■ **ENTRIES SUPPLIED**:
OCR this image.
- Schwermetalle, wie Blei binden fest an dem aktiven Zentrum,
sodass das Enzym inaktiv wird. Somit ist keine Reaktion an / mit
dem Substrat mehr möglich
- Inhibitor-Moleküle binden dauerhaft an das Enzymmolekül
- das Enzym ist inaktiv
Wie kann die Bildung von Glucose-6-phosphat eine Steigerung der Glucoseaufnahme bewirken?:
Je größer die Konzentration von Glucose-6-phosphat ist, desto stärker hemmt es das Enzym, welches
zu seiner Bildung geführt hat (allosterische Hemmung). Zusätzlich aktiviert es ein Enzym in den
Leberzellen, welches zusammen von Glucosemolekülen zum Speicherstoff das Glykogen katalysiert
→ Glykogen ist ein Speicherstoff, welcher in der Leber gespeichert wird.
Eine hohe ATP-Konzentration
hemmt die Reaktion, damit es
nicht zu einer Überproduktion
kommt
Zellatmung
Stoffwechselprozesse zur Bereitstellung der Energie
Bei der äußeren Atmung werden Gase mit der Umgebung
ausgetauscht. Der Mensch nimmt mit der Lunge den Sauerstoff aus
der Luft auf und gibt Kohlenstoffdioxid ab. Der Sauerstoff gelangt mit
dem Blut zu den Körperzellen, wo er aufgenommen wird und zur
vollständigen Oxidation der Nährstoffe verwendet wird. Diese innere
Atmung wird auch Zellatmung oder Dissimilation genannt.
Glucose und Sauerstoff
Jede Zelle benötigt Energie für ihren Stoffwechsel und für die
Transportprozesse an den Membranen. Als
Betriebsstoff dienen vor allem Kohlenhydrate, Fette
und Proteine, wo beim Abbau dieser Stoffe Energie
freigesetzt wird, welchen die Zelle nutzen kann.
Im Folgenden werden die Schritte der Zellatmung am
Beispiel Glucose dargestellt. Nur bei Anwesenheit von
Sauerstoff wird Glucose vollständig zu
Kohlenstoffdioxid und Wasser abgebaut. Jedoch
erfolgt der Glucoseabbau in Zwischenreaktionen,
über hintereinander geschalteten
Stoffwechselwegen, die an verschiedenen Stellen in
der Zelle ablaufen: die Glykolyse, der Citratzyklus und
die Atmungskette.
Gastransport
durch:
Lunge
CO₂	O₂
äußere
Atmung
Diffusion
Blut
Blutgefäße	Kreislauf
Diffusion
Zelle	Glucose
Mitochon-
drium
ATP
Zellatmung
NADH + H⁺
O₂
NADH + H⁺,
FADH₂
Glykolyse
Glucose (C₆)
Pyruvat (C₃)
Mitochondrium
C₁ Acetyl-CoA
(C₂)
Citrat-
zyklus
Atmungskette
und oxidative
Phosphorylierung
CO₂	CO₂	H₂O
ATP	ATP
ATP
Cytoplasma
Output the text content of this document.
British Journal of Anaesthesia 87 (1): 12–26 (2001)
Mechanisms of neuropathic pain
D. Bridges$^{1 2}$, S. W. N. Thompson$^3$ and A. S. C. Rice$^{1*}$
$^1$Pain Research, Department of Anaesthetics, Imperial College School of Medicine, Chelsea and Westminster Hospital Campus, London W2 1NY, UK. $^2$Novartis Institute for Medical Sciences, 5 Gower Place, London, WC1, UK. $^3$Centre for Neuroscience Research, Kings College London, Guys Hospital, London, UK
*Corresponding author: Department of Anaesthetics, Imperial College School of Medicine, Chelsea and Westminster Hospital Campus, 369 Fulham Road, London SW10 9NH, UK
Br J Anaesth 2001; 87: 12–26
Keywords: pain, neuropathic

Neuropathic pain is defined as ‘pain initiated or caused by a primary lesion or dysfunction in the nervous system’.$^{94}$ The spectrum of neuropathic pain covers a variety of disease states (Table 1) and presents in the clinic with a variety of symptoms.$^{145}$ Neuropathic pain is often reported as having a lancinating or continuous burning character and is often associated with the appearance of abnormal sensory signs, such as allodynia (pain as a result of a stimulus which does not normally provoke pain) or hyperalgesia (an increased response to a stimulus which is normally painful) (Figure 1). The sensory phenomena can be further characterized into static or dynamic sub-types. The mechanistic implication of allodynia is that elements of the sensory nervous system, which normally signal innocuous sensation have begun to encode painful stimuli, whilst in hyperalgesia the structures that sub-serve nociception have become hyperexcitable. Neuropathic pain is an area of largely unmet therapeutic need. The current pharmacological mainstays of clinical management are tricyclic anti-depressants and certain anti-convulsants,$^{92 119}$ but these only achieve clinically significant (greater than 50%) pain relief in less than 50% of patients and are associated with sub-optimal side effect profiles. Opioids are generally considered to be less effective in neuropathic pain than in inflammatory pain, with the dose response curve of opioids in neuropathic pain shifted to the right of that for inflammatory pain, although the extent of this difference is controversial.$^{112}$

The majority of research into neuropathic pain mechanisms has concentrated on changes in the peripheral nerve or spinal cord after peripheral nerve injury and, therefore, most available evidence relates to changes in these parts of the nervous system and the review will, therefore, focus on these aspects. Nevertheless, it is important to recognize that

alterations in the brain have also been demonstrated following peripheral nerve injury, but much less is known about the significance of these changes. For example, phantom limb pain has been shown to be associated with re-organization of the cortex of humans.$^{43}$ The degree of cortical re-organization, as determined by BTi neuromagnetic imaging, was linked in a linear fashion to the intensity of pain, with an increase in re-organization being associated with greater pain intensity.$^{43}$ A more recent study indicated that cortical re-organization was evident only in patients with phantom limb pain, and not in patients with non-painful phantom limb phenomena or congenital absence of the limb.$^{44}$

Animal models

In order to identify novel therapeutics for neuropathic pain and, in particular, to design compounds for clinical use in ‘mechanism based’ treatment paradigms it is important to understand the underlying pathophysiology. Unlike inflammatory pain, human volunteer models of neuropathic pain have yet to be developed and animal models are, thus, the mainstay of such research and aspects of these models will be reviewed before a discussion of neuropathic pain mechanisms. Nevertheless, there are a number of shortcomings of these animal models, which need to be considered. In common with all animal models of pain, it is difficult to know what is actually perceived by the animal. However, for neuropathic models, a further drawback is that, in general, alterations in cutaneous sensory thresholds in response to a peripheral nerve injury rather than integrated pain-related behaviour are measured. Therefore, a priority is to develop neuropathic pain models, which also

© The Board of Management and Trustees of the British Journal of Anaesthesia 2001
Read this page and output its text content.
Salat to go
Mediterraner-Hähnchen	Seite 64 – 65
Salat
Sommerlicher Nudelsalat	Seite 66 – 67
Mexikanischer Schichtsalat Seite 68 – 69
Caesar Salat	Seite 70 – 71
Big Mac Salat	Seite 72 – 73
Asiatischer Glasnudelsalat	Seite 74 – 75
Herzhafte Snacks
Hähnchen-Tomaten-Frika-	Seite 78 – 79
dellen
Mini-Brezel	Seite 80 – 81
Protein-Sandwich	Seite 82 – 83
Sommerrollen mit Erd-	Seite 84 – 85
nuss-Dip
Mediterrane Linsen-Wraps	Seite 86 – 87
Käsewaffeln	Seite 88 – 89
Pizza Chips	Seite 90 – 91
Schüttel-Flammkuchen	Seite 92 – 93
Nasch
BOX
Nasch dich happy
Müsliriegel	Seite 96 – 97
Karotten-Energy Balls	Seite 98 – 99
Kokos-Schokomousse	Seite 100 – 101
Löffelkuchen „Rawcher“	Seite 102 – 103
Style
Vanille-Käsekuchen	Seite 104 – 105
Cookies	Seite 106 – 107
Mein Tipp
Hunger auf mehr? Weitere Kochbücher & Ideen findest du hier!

■ **EXERCISE OBJECTIVE**:
Once more, write down the full material exactly as it appears.

■ **EXERCISE RESPONSE**:
OCR this image.
- Schwermetalle, wie Blei binden fest an dem aktiven Zentrum,
sodass das Enzym inaktiv wird. Somit ist keine Reaktion an / mit
dem Substrat mehr möglich
- Inhibitor-Moleküle binden dauerhaft an das Enzymmolekül
- das Enzym ist inaktiv
Wie kann die Bildung von Glucose-6-phosphat eine Steigerung der Glucoseaufnahme bewirken?:
Je größer die Konzentration von Glucose-6-phosphat ist, desto stärker hemmt es das Enzym, welches
zu seiner Bildung geführt hat (allosterische Hemmung). Zusätzlich aktiviert es ein Enzym in den
Leberzellen, welches zusammen von Glucosemolekülen zum Speicherstoff das Glykogen katalysiert
→ Glykogen ist ein Speicherstoff, welcher in der Leber gespeichert wird.
Eine hohe ATP-Konzentration
hemmt die Reaktion, damit es
nicht zu einer Überproduktion
kommt
Zellatmung
Stoffwechselprozesse zur Bereitstellung der Energie
Bei der äußeren Atmung werden Gase mit der Umgebung
ausgetauscht. Der Mensch nimmt mit der Lunge den Sauerstoff aus
der Luft auf und gibt Kohlenstoffdioxid ab. Der Sauerstoff gelangt mit
dem Blut zu den Körperzellen, wo er aufgenommen wird und zur
vollständigen Oxidation der Nährstoffe verwendet wird. Diese innere
Atmung wird auch Zellatmung oder Dissimilation genannt.
Glucose und Sauerstoff
Jede Zelle benötigt Energie für ihren Stoffwechsel und für die
Transportprozesse an den Membranen. Als
Betriebsstoff dienen vor allem Kohlenhydrate, Fette
und Proteine, wo beim Abbau dieser Stoffe Energie
freigesetzt wird, welchen die Zelle nutzen kann.
Im Folgenden werden die Schritte der Zellatmung am
Beispiel Glucose dargestellt. Nur bei Anwesenheit von
Sauerstoff wird Glucose vollständig zu
Kohlenstoffdioxid und Wasser abgebaut. Jedoch
erfolgt der Glucoseabbau in Zwischenreaktionen,
über hintereinander geschalteten
Stoffwechselwegen, die an verschiedenen Stellen in
der Zelle ablaufen: die Glykolyse, der Citratzyklus und
die Atmungskette.
Gastransport
durch:
Lunge
CO₂	O₂
äußere
Atmung
Diffusion
Blut
Blutgefäße	Kreislauf
Diffusion
Zelle	Glucose
Mitochon-
drium
ATP
Zellatmung
NADH + H⁺
O₂
NADH + H⁺,
FADH₂
Glykolyse
Glucose (C₆)
Pyruvat (C₃)
Mitochondrium
C₁ Acetyl-CoA
(C₂)
Citrat-
zyklus
Atmungskette
und oxidative
Phosphorylierung
CO₂	CO₂	H₂O
ATP	ATP
ATP
Cytoplasma
Output the text content of this document.
British Journal of Anaesthesia 87 (1): 12–26 (2001)
Mechanisms of neuropathic pain
D. Bridges$^{1 2}$, S. W. N. Thompson$^3$ and A. S. C. Rice$^{1*}$
$^1$Pain Research, Department of Anaesthetics, Imperial College School of Medicine, Chelsea and Westminster Hospital Campus, London W2 1NY, UK. $^2$Novartis Institute for Medical Sciences, 5 Gower Place, London, WC1, UK. $^3$Centre for Neuroscience Research, Kings College London, Guys Hospital, London, UK
*Corresponding author: Department of Anaesthetics, Imperial College School of Medicine, Chelsea and Westminster Hospital Campus, 369 Fulham Road, London SW10 9NH, UK
Br J Anaesth 2001; 87: 12–26
Keywords: pain, neuropathic

Neuropathic pain is defined as ‘pain initiated or caused by a primary lesion or dysfunction in the nervous system’.$^{94}$ The spectrum of neuropathic pain covers a variety of disease states (Table 1) and presents in the clinic with a variety of symptoms.$^{145}$ Neuropathic pain is often reported as having a lancinating or continuous burning character and is often associated with the appearance of abnormal sensory signs, such as allodynia (pain as a result of a stimulus which does not normally provoke pain) or hyperalgesia (an increased response to a stimulus which is normally painful) (Figure 1). The sensory phenomena can be further characterized into static or dynamic sub-types. The mechanistic implication of allodynia is that elements of the sensory nervous system, which normally signal innocuous sensation have begun to encode painful stimuli, whilst in hyperalgesia the structures that sub-serve nociception have become hyperexcitable. Neuropathic pain is an area of largely unmet therapeutic need. The current pharmacological mainstays of clinical management are tricyclic anti-depressants and certain anti-convulsants,$^{92 119}$ but these only achieve clinically significant (greater than 50%) pain relief in less than 50% of patients and are associated with sub-optimal side effect profiles. Opioids are generally considered to be less effective in neuropathic pain than in inflammatory pain, with the dose response curve of opioids in neuropathic pain shifted to the right of that for inflammatory pain, although the extent of this difference is controversial.$^{112}$

The majority of research into neuropathic pain mechanisms has concentrated on changes in the peripheral nerve or spinal cord after peripheral nerve injury and, therefore, most available evidence relates to changes in these parts of the nervous system and the review will, therefore, focus on these aspects. Nevertheless, it is important to recognize that

alterations in the brain have also been demonstrated following peripheral nerve injury, but much less is known about the significance of these changes. For example, phantom limb pain has been shown to be associated with re-organization of the cortex of humans.$^{43}$ The degree of cortical re-organization, as determined by BTi neuromagnetic imaging, was linked in a linear fashion to the intensity of pain, with an increase in re-organization being associated with greater pain intensity.$^{43}$ A more recent study indicated that cortical re-organization was evident only in patients with phantom limb pain, and not in patients with non-painful phantom limb phenomena or congenital absence of the limb.$^{44}$

Animal models

In order to identify novel therapeutics for neuropathic pain and, in particular, to design compounds for clinical use in ‘mechanism based’ treatment paradigms it is important to understand the underlying pathophysiology. Unlike inflammatory pain, human volunteer models of neuropathic pain have yet to be developed and animal models are, thus, the mainstay of such research and aspects of these models will be reviewed before a discussion of neuropathic pain mechanisms. Nevertheless, there are a number of shortcomings of these animal models, which need to be considered. In common with all animal models of pain, it is difficult to know what is actually perceived by the animal. However, for neuropathic models, a further drawback is that, in general, alterations in cutaneous sensory thresholds in response to a peripheral nerve injury rather than integrated pain-related behaviour are measured. Therefore, a priority is to develop neuropathic pain models, which also

© The Board of Management and Trustees of the British Journal of Anaesthesia 2001
Read this page and output its text content.
Salat to go
Mediterraner-Hähnchen	Seite 64 – 65
Salat
Sommerlicher Nudelsalat	Seite 66 – 67
Mexikanischer Schichtsalat Seite 68 – 69
Caesar Salat	Seite 70 – 71
Big Mac Salat	Seite 72 – 73
Asiatischer Glasnudelsalat	Seite 74 – 75
Herzhafte Snacks
Hähnchen-Tomaten-Frika-	Seite 78 – 79
dellen
Mini-Brezel	Seite 80 – 81
Protein-Sandwich	Seite 82 – 83
Sommerrollen mit Erd-	Seite 84 – 85
nuss-Dip
Mediterrane Linsen-Wraps	Seite 86 – 87
Käsewaffeln	Seite 88 – 89
Pizza Chips	Seite 90 – 91
Schüttel-Flammkuchen	Seite 92 – 93
Nasch
BOX
Nasch dich happy
Müsliriegel	Seite 96 – 97
Karotten-Energy Balls	Seite 98 – 99
Kokos-Schokomousse	Seite 100 – 101
Löffelkuchen „Rawcher“	Seite 102 – 103
Style
Vanille-Käsekuchen	Seite 104 – 105
Cookies	Seite 106 – 107
Mein Tipp
Hunger auf mehr? Weitere Kochbücher & Ideen findest du hier!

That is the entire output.